**TASK REQUIREMENTS:**
In the listing below, locate the lines bearing the word "image". Copy every one of them.

Stored entries
──────

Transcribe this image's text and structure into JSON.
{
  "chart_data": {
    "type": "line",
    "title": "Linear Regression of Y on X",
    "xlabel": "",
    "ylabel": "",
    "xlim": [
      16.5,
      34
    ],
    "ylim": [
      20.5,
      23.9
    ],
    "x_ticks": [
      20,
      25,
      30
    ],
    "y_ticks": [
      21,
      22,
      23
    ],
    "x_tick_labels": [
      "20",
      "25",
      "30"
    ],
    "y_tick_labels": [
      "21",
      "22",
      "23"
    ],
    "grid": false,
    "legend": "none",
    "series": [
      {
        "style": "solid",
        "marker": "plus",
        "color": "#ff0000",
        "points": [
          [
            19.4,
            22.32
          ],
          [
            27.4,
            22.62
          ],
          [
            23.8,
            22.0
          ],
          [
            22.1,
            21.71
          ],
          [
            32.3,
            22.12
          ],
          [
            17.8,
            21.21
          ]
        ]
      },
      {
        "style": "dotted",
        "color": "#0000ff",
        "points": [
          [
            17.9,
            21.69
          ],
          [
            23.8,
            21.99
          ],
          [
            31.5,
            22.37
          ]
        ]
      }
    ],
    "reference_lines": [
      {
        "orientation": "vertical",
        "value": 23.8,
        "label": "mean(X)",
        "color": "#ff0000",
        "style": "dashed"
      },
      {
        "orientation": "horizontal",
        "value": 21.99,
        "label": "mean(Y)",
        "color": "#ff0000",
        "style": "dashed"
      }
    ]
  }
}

──────

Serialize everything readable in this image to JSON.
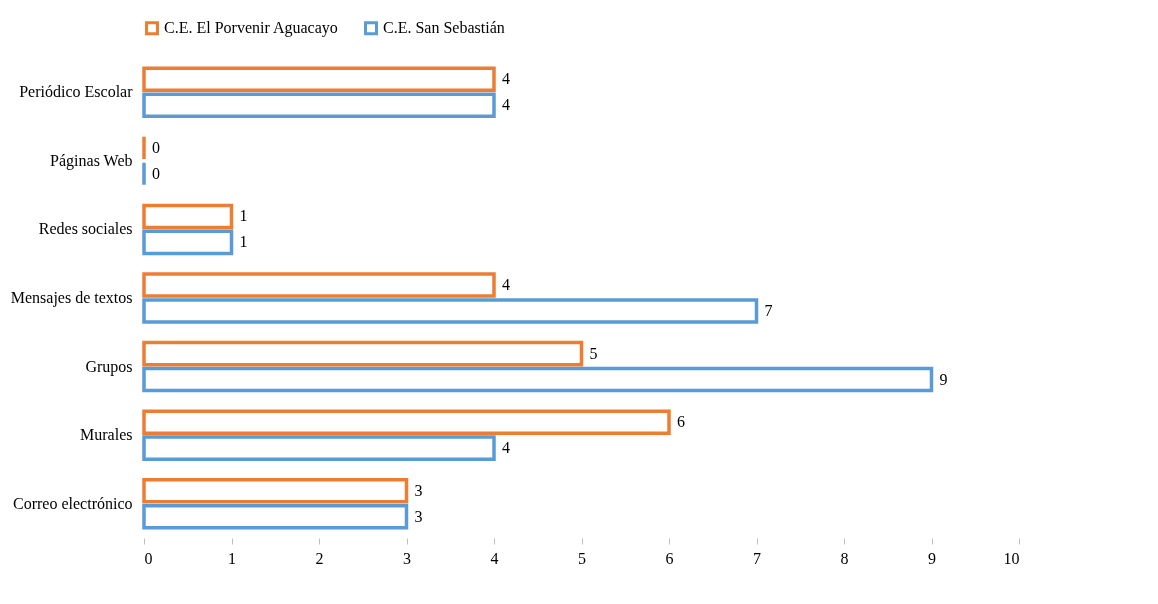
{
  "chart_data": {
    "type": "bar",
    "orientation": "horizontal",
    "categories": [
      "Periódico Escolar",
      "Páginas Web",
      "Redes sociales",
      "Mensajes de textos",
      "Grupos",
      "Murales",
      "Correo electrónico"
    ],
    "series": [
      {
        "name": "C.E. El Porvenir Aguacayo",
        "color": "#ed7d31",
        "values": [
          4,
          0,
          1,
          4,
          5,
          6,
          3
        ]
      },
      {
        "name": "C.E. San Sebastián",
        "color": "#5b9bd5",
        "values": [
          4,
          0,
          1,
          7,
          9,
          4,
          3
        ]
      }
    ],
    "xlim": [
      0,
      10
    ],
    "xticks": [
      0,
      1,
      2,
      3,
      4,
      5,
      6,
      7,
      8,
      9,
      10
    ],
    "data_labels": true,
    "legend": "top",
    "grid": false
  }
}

──────

**THE REPLY:**
Transcribe this image's text and structure into JSON.
Serialize everything readable in this image to JSON.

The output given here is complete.